* **DIRECTION**:
Keep only the lines of the data below that contain "alamy", and copy them.

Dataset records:
>>>

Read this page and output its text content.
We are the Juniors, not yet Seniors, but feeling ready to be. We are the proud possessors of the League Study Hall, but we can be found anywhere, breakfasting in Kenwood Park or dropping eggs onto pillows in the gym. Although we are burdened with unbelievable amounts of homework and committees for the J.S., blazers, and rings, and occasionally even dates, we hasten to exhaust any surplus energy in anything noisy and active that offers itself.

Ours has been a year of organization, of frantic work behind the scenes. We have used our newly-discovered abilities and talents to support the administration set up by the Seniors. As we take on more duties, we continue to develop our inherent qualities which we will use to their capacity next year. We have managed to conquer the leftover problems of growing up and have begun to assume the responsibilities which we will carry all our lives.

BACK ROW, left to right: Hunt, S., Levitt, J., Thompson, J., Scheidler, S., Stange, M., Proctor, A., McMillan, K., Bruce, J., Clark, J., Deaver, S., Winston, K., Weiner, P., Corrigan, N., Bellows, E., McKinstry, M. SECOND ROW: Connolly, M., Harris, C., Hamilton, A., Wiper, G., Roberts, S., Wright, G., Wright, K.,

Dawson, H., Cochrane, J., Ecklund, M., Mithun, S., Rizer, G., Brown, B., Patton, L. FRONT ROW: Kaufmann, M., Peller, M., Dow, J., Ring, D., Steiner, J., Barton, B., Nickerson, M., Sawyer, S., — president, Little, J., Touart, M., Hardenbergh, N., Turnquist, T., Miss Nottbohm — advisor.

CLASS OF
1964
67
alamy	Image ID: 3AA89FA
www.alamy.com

<<<

* **THE RESULT**:
alamy	Image ID: 3AA89FA
www.alamy.com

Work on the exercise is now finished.